— start of SUPPLIED INFORMATION —
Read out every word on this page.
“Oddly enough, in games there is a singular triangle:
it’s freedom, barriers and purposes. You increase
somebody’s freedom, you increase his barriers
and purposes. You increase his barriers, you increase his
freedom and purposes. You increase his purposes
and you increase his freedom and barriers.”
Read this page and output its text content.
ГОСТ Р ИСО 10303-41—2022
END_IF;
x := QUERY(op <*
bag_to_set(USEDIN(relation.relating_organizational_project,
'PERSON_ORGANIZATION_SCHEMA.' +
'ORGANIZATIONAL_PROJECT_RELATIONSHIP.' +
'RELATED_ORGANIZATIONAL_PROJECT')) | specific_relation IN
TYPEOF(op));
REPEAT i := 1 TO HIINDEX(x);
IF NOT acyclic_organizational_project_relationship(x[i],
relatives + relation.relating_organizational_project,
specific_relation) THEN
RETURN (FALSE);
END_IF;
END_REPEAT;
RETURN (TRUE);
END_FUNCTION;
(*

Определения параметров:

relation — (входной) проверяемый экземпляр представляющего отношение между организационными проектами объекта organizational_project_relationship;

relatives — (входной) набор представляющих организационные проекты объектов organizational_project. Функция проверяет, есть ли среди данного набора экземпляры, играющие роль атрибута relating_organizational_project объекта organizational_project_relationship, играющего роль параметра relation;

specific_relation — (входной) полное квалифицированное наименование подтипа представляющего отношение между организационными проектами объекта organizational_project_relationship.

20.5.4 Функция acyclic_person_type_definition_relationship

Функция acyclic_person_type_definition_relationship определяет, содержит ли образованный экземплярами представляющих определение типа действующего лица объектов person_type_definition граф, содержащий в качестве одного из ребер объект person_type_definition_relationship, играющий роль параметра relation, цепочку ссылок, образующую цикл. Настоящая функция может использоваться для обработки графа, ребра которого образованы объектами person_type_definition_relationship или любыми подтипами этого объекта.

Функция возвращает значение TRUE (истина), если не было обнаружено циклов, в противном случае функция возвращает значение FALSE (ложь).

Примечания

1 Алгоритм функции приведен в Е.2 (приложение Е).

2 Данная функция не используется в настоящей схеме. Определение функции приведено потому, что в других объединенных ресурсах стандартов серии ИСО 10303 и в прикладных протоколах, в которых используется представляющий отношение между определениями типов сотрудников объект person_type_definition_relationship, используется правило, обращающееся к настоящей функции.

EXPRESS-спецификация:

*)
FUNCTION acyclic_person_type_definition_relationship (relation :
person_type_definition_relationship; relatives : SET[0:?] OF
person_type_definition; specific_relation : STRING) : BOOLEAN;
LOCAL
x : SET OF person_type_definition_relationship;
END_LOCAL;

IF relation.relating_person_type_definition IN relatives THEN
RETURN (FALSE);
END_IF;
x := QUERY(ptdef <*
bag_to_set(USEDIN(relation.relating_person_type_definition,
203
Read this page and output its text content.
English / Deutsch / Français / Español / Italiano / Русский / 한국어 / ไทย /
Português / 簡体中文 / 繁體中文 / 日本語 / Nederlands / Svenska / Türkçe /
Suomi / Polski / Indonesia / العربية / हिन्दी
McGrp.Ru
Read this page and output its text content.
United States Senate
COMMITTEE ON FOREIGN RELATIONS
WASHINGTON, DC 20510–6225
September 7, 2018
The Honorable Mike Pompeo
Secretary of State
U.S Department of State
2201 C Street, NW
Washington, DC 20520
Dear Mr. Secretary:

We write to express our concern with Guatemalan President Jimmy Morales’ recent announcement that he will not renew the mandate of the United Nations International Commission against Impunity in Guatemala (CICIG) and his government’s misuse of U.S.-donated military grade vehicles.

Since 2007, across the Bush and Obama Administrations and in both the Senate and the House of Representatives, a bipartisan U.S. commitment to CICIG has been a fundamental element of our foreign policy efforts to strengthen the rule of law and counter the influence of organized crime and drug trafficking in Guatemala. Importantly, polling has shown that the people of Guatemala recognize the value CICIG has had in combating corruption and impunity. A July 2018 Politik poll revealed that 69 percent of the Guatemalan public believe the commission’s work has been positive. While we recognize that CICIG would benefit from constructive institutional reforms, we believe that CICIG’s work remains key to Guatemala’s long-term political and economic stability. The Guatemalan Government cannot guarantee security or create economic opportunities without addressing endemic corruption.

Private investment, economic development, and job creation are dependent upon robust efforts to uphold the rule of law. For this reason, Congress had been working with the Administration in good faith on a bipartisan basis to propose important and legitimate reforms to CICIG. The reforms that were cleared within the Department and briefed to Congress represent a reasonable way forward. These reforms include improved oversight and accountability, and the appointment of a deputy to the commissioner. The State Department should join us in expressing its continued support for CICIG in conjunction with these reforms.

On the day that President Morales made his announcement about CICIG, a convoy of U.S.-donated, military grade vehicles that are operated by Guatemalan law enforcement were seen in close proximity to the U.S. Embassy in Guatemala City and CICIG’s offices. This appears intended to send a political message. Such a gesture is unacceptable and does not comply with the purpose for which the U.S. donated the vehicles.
— end of SUPPLIED INFORMATION —
* [EXERCISE OBJECTIVE] Look through the material and say how many lines hold "announcement". Give the number only.

* [EXERCISE OUTPUT] 2